Short problem 1 | Count the lines in the entries below that contain the string "type", treating uppercase and lowercase as different. Reply with the number only.
* Begin Source document *
Bethesda Athletic F.C. (; ) is a football club based in the Welsh town of Bethesda, in northwest Wales who play in the North Wales Coast West Football League Premier Division.

History

Predecessor clubs
In 1919, a team known as Bethesda Comrades were playing in the North Wales Coast League. This name changed to Bethesda United. In the 1930s Bethesda Victoria were involved in North Wales football circles, winning the North Wales Combination and NWCFA Cup in 1930–31.

Early years and Welsh League (North)
Bethesda Athletic was formed in 1946. In the 1948–49 season they joined the Welsh National League (North) Division 1, and early years in the league saw them regularly finish bottom, or near bottom of the table.  The late 1960s saw the club regularly finish near the top of the division, with the first league title coming in the 1970–71 season, and a period of relative success followed in this period.

Athletic also enjoyed some good runs in the Welsh Cup, the English F.A. Cup, and the English F.A. Trophy.  A long Welsh Cup run in 1960 saw wins over Nantlle Vale, Penmaenmawr and Pwllheli which set up a Quarter Final date with Cardiff City which ended in a six nil defeat against the eventual winners. In 1976 they beat Oswestry Town but were knocked out by Bangor City at Farrar Road. The score was 4–2 goals from Broadhead, Olney and John Hughes for Bangor and Alan Leicester for Bethesda.

In the FA Cup Bethesda took Tamworth to two replays in 1970 before finally bowing out. In 1974 Bethesda knocked out South Liverpool in the Qualifying rounds of The FA Cup but were eventually beaten by Rhyl in a second replay after two drawn matches.

The club spent 28 seasons in the Welsh League (North) with their final season, 1976–77, bringing the club's second divisional Championship.

Caernarfon & District League and Gywnedd League
The 1977–78 season saw the club move to the Caernarfon & District League, where they remained for six seasons, before moving to the Gwynedd League for a singular season, where they finished in third position.

Welsh Alliance
1984–85 saw the club join the Welsh Alliance League, the successor to the Welsh League (North) as a founder member. For the first two seasons, the club were runners-up in the league, before in 1988–87 finishing as champions. In 1990 when fellow Welsh Alliance members Fflint, Conwy, Porthmadog and Connah's Quay joined the newly formed Cymru Alliance, Bethesda remained in the Welsh Alliance League.

Return to Caernarfon & District/ Gywnedd Leagues
After finishing third in the Welsh Alliance in 1990–91, the club decided to drop down to the local Caernarfon & District League where they remained until stepping up to the Gwynedd League after being crowned champions in 1997–98 season. After two seasons in this league they were promoted to the Welsh Alliance League in 2000 after being crowned champions for the 1999–2000 season.
* End Source document *
Short problem 2 | In what year was Bethesda Athletic F.C. formed, according to the article on the club?
* Begin Source records *
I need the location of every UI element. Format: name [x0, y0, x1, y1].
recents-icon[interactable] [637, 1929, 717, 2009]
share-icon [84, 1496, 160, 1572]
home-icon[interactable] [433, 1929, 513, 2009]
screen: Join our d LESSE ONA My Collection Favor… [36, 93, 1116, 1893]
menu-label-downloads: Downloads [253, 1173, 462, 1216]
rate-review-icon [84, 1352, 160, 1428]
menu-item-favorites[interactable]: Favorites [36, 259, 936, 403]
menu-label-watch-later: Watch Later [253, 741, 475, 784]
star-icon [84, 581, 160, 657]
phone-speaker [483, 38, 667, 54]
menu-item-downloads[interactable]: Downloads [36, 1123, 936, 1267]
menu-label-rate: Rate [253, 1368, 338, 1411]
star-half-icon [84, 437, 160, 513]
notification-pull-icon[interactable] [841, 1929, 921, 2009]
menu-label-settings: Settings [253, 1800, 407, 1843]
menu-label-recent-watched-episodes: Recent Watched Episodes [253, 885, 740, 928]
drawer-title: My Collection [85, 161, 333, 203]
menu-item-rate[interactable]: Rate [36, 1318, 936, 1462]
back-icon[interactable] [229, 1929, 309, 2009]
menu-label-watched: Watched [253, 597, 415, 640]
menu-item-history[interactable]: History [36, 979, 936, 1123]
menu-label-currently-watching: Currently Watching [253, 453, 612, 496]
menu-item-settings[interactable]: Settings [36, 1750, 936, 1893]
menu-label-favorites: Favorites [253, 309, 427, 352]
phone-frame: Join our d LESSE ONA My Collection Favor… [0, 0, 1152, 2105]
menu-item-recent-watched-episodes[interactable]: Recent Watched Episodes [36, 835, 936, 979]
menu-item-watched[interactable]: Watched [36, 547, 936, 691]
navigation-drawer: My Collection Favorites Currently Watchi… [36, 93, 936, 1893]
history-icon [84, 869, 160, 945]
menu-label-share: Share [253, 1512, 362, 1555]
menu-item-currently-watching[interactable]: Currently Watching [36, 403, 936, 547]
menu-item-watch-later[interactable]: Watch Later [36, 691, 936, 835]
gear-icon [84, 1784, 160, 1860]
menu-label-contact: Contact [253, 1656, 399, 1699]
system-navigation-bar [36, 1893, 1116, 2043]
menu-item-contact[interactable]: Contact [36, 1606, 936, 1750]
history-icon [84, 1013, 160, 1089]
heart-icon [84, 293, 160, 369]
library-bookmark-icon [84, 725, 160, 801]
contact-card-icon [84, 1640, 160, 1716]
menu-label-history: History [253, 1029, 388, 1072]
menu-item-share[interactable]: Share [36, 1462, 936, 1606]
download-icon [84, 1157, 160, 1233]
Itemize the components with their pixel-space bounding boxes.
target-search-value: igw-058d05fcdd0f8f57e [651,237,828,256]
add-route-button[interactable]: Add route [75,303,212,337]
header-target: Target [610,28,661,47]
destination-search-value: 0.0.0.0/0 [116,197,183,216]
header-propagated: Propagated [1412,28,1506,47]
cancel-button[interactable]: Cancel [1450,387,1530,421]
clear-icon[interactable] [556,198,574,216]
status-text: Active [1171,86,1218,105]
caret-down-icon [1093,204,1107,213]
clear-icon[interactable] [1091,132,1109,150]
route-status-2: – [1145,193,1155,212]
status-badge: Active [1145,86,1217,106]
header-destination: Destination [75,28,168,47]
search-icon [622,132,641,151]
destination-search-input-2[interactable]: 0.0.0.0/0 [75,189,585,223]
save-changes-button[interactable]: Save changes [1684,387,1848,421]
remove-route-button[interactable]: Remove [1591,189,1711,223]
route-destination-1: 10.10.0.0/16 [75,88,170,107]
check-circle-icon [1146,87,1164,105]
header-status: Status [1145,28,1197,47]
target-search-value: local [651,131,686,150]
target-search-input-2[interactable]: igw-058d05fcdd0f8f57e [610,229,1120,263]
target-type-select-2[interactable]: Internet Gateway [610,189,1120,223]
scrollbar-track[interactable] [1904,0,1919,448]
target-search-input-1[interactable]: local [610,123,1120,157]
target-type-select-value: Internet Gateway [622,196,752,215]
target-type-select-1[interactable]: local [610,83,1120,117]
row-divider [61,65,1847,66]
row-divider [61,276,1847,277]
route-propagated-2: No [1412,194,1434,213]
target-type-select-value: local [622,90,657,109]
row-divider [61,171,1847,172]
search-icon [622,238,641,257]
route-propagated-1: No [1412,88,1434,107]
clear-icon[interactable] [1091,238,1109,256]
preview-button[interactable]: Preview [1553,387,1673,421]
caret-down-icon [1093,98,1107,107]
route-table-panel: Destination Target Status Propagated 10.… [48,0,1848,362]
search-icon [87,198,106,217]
* End Source records *
Full answer 1 | 4

Full answer 2 | 1946